- GOAL A:
Rewrite the entries as a numbered list, from their first line up to and including the line containing "map-label: Plymouth <box>434", and leave out any blank lines.

- EXCERPT:
────────
Second Sunday of Advent B
December 4, 2011


Reading I: Isaiah 40:1-5, 9-11
Responsorial Psalm: 85:9-10-11-12, 13-14
Reading II: 2 Peter 3:8-14
Gospel: Mark 1:1-8




The beginning of the gospel of Jesus Christ the Son of God.


THE PROCLAMATION

OF

JESUS CHRIST

SON OF GOD

 As it is written in Isaiah the prophet:

Behold, I am sending my messenger ahead of you;

he will prepare your way.

A voice of one crying out in the desert:

"Prepare the way of the Lord, make straight his paths."

John the Baptist appeared in the desert

proclaiming a baptism of repentance for the forgiveness of sins.

People of the whole Judean countryside and all the inhabitants of Jerusalem

were going out to him

and were being baptized by him in the Jordan River

as they acknowledged their sins.

John was clothed in camel’s hair, with a leather belt around his waist.

He fed on locusts and wild honey.

And this is what he proclaimed:

“One mightier than I is coming after me.

I am not worthy to stoop and loosen the thongs of his sandals.

I have baptized you with water; he will baptize you with the holy Spirit.”


Such a wealth of images: best to sit with them by yourself to feel the mood. Be warned, we're in for a rocky ride this Sunday.

I am going to try to make a sketch-map of the track. It's pretty long, so I'll be brief.

First reading from Second Isaiah: The prophet Isaiah preached in a period when foreign powers were threatening and actually invading Israel and Judah. His oracles are full of calls for change. Eventually Jerusalem itself was destroyed by the Assyrians and the population deported to Babylon, taken off into slavery.

The second part of the Book of Isaiah dates from some 30 years later in Babylon when another prophet sees the coming of the Persian conqueror, Cyrus, as an intervention by God to free the slaves and let them go back home. Hence he proclaims a road, a freeway, an autobahn, across the wilderness – hills levelled, valleys filled – we know the feeling of speeding along that smooth tarmac.

This delivery from slavery in Babylon was the second Exodus. We know about the first well enough: Moses leading the people out of the city, stretching out his rod over the marshlands, the waters drying up to expose a dry path for them to walk right through the sea, through death itself! The god of Israel is a saving god. And strangely, there is never an end to the need of a saviour.
────────
- DATA SECTION:
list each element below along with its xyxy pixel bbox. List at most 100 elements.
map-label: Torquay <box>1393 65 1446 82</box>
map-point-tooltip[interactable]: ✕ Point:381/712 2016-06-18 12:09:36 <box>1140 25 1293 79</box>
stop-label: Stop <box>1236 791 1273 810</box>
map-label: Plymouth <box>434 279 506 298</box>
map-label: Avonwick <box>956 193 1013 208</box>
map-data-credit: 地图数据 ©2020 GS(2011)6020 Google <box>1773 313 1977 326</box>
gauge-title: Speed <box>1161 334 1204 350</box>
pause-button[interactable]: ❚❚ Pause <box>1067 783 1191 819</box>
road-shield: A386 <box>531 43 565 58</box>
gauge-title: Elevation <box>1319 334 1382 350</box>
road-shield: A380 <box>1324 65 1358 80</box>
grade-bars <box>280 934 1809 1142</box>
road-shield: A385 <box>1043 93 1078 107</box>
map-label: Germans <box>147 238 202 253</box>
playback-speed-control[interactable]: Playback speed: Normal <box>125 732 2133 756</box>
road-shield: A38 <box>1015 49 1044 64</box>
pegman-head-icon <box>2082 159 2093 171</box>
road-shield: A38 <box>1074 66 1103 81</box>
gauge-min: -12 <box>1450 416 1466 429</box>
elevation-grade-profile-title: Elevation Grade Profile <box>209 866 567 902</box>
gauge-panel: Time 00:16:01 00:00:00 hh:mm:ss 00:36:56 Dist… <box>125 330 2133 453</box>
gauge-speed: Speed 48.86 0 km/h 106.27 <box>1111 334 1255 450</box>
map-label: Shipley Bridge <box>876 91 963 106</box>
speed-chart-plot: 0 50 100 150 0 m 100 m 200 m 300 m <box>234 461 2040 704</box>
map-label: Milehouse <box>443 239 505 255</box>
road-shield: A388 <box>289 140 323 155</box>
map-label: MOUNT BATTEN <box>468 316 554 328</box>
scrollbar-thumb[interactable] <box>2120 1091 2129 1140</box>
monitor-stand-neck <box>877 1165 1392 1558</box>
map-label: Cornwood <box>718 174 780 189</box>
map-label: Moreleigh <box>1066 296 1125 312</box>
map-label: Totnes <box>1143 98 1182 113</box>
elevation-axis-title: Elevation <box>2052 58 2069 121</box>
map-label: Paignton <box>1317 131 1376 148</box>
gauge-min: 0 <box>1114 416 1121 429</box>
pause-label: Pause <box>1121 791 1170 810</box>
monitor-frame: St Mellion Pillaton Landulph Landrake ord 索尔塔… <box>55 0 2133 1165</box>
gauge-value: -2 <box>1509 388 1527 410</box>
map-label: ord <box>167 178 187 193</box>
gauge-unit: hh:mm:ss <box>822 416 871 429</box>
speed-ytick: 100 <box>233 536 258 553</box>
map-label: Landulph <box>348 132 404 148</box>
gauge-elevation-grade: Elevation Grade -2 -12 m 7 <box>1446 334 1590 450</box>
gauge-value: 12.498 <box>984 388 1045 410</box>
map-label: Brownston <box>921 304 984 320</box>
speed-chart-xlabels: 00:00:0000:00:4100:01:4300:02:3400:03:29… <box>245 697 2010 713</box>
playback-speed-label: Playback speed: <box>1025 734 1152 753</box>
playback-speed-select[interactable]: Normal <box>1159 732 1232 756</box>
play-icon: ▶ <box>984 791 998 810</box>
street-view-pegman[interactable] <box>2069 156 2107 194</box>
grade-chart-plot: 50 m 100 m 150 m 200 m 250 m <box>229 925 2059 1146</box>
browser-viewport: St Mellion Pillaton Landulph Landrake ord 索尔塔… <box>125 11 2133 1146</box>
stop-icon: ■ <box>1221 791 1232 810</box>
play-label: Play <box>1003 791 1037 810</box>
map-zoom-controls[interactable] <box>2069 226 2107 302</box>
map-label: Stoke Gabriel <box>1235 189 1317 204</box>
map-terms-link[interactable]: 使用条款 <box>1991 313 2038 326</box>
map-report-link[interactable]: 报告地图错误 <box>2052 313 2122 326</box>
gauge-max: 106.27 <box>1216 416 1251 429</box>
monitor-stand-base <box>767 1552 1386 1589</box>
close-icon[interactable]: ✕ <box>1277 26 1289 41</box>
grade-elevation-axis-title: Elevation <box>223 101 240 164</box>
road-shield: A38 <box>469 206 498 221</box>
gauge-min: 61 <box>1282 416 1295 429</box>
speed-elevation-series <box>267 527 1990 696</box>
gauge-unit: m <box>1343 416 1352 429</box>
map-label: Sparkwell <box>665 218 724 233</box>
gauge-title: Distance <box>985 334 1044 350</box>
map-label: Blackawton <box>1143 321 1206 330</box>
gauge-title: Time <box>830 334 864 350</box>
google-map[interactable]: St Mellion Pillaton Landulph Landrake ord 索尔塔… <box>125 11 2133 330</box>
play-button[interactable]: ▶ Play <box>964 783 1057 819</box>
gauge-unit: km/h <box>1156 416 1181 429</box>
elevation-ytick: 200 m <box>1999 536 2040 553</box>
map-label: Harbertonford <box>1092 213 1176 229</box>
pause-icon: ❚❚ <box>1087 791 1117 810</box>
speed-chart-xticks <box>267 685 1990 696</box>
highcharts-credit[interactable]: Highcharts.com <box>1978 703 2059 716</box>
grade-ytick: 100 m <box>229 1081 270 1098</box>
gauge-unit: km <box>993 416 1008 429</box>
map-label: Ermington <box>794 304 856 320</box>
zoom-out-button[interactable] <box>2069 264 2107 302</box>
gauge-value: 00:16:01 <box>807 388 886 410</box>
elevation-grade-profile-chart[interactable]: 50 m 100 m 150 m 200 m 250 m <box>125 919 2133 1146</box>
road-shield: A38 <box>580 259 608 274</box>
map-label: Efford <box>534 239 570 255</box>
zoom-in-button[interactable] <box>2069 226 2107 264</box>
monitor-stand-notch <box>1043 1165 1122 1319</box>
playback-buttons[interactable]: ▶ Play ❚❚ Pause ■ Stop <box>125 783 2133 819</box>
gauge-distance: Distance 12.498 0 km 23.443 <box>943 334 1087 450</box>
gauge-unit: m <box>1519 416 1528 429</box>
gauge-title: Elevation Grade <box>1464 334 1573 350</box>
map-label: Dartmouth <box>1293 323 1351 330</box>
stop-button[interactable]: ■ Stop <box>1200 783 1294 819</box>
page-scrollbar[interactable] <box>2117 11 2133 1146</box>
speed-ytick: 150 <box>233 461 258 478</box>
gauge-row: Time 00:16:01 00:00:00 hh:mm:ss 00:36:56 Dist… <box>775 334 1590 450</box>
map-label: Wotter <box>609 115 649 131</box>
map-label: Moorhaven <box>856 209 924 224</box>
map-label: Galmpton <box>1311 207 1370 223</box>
────────
- GOAL B:
Print the Second Sunday of Advent text from "proclaiming a baptism" up to and including "acknowledged their sins.".

- ANSWER A:
1. list each element below along with its xyxy pixel bbox. List at most 100 elements.
2. map-label: Torquay <box>1393 65 1446 82</box>
3. map-point-tooltip[interactable]: ✕ Point:381/712 2016-06-18 12:09:36 <box>1140 25 1293 79</box>
4. stop-label: Stop <box>1236 791 1273 810</box>
5. map-label: Plymouth <box>434 279 506 298</box>

- ANSWER B:
proclaiming a baptism of repentance for the forgiveness of sins.

People of the whole Judean countryside and all the inhabitants of Jerusalem

were going out to him

and were being baptized by him in the Jordan River

as they acknowledged their sins.